* PROBLEM STATEMENT: Repeat the listing in full, exactly as it stands.

(Extracted data entries)
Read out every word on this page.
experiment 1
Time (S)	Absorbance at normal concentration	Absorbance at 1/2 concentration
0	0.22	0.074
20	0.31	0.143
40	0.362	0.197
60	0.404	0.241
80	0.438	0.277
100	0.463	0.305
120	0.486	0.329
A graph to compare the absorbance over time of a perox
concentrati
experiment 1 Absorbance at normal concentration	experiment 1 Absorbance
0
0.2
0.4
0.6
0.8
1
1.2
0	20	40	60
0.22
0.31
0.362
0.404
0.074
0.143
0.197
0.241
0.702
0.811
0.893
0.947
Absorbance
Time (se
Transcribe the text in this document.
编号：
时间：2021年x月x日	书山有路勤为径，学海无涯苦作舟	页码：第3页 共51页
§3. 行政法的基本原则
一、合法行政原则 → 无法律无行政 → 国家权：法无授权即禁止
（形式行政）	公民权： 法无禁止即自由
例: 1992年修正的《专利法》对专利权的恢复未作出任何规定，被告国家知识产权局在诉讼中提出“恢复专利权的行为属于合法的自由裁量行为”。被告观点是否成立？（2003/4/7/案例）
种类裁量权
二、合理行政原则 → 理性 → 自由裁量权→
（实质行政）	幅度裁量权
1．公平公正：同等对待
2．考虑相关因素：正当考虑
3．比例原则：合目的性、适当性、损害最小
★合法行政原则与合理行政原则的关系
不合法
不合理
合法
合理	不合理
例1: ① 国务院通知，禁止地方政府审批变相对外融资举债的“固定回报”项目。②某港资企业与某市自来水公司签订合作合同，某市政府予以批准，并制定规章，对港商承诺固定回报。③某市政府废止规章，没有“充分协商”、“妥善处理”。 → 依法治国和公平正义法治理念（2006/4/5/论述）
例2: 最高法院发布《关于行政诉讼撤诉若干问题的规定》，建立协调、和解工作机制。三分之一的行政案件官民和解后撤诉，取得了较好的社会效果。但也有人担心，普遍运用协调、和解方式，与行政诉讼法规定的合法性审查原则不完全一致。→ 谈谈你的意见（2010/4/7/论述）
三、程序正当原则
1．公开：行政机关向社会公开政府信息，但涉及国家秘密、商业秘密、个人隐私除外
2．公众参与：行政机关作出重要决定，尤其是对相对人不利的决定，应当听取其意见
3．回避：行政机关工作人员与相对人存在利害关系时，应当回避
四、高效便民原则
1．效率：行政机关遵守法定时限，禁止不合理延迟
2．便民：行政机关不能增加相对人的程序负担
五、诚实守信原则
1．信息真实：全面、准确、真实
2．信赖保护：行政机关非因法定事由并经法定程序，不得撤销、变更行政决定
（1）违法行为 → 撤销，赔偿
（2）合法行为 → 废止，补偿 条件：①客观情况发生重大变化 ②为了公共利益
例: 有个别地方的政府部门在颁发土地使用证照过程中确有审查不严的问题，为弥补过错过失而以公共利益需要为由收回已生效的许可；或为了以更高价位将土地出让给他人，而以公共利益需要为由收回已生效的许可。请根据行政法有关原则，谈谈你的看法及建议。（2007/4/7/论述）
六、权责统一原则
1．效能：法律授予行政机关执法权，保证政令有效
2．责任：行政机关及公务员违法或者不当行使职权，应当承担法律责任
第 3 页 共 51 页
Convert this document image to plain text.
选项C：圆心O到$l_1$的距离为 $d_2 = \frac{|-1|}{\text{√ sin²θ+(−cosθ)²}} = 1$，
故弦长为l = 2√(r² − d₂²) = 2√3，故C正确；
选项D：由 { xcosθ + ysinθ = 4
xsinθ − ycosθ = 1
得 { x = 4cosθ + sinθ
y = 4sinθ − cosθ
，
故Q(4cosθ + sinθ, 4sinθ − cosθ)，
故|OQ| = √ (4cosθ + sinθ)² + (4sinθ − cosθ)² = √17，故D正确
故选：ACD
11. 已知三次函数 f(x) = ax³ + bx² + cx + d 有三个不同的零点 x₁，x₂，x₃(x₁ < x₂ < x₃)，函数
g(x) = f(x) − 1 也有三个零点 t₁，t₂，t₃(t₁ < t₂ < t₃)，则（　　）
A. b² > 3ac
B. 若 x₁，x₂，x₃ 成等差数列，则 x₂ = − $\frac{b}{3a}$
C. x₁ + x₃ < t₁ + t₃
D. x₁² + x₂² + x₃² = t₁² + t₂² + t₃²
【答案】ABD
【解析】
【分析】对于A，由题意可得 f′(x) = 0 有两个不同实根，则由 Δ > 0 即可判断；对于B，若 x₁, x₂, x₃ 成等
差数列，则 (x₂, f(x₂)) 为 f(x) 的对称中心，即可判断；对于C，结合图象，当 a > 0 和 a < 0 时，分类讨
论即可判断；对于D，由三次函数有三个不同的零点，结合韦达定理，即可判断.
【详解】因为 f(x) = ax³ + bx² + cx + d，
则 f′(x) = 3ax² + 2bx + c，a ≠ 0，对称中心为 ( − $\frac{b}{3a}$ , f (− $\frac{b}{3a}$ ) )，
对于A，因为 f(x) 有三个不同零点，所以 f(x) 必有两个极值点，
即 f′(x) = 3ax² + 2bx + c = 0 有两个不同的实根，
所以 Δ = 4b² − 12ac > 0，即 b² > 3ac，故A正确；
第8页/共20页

* TASK OUTPUT:
Read out every word on this page.
experiment 1
Time (S)	Absorbance at normal concentration	Absorbance at 1/2 concentration
0	0.22	0.074
20	0.31	0.143
40	0.362	0.197
60	0.404	0.241
80	0.438	0.277
100	0.463	0.305
120	0.486	0.329
A graph to compare the absorbance over time of a perox
concentrati
experiment 1 Absorbance at normal concentration	experiment 1 Absorbance
0
0.2
0.4
0.6
0.8
1
1.2
0	20	40	60
0.22
0.31
0.362
0.404
0.074
0.143
0.197
0.241
0.702
0.811
0.893
0.947
Absorbance
Time (se
Transcribe the text in this document.
编号：
时间：2021年x月x日	书山有路勤为径，学海无涯苦作舟	页码：第3页 共51页
§3. 行政法的基本原则
一、合法行政原则 → 无法律无行政 → 国家权：法无授权即禁止
（形式行政）	公民权： 法无禁止即自由
例: 1992年修正的《专利法》对专利权的恢复未作出任何规定，被告国家知识产权局在诉讼中提出“恢复专利权的行为属于合法的自由裁量行为”。被告观点是否成立？（2003/4/7/案例）
种类裁量权
二、合理行政原则 → 理性 → 自由裁量权→
（实质行政）	幅度裁量权
1．公平公正：同等对待
2．考虑相关因素：正当考虑
3．比例原则：合目的性、适当性、损害最小
★合法行政原则与合理行政原则的关系
不合法
不合理
合法
合理	不合理
例1: ① 国务院通知，禁止地方政府审批变相对外融资举债的“固定回报”项目。②某港资企业与某市自来水公司签订合作合同，某市政府予以批准，并制定规章，对港商承诺固定回报。③某市政府废止规章，没有“充分协商”、“妥善处理”。 → 依法治国和公平正义法治理念（2006/4/5/论述）
例2: 最高法院发布《关于行政诉讼撤诉若干问题的规定》，建立协调、和解工作机制。三分之一的行政案件官民和解后撤诉，取得了较好的社会效果。但也有人担心，普遍运用协调、和解方式，与行政诉讼法规定的合法性审查原则不完全一致。→ 谈谈你的意见（2010/4/7/论述）
三、程序正当原则
1．公开：行政机关向社会公开政府信息，但涉及国家秘密、商业秘密、个人隐私除外
2．公众参与：行政机关作出重要决定，尤其是对相对人不利的决定，应当听取其意见
3．回避：行政机关工作人员与相对人存在利害关系时，应当回避
四、高效便民原则
1．效率：行政机关遵守法定时限，禁止不合理延迟
2．便民：行政机关不能增加相对人的程序负担
五、诚实守信原则
1．信息真实：全面、准确、真实
2．信赖保护：行政机关非因法定事由并经法定程序，不得撤销、变更行政决定
（1）违法行为 → 撤销，赔偿
（2）合法行为 → 废止，补偿 条件：①客观情况发生重大变化 ②为了公共利益
例: 有个别地方的政府部门在颁发土地使用证照过程中确有审查不严的问题，为弥补过错过失而以公共利益需要为由收回已生效的许可；或为了以更高价位将土地出让给他人，而以公共利益需要为由收回已生效的许可。请根据行政法有关原则，谈谈你的看法及建议。（2007/4/7/论述）
六、权责统一原则
1．效能：法律授予行政机关执法权，保证政令有效
2．责任：行政机关及公务员违法或者不当行使职权，应当承担法律责任
第 3 页 共 51 页
Convert this document image to plain text.
选项C：圆心O到$l_1$的距离为 $d_2 = \frac{|-1|}{\text{√ sin²θ+(−cosθ)²}} = 1$，
故弦长为l = 2√(r² − d₂²) = 2√3，故C正确；
选项D：由 { xcosθ + ysinθ = 4
xsinθ − ycosθ = 1
得 { x = 4cosθ + sinθ
y = 4sinθ − cosθ
，
故Q(4cosθ + sinθ, 4sinθ − cosθ)，
故|OQ| = √ (4cosθ + sinθ)² + (4sinθ − cosθ)² = √17，故D正确
故选：ACD
11. 已知三次函数 f(x) = ax³ + bx² + cx + d 有三个不同的零点 x₁，x₂，x₃(x₁ < x₂ < x₃)，函数
g(x) = f(x) − 1 也有三个零点 t₁，t₂，t₃(t₁ < t₂ < t₃)，则（　　）
A. b² > 3ac
B. 若 x₁，x₂，x₃ 成等差数列，则 x₂ = − $\frac{b}{3a}$
C. x₁ + x₃ < t₁ + t₃
D. x₁² + x₂² + x₃² = t₁² + t₂² + t₃²
【答案】ABD
【解析】
【分析】对于A，由题意可得 f′(x) = 0 有两个不同实根，则由 Δ > 0 即可判断；对于B，若 x₁, x₂, x₃ 成等
差数列，则 (x₂, f(x₂)) 为 f(x) 的对称中心，即可判断；对于C，结合图象，当 a > 0 和 a < 0 时，分类讨
论即可判断；对于D，由三次函数有三个不同的零点，结合韦达定理，即可判断.
【详解】因为 f(x) = ax³ + bx² + cx + d，
则 f′(x) = 3ax² + 2bx + c，a ≠ 0，对称中心为 ( − $\frac{b}{3a}$ , f (− $\frac{b}{3a}$ ) )，
对于A，因为 f(x) 有三个不同零点，所以 f(x) 必有两个极值点，
即 f′(x) = 3ax² + 2bx + c = 0 有两个不同的实根，
所以 Δ = 4b² − 12ac > 0，即 b² > 3ac，故A正确；
第8页/共20页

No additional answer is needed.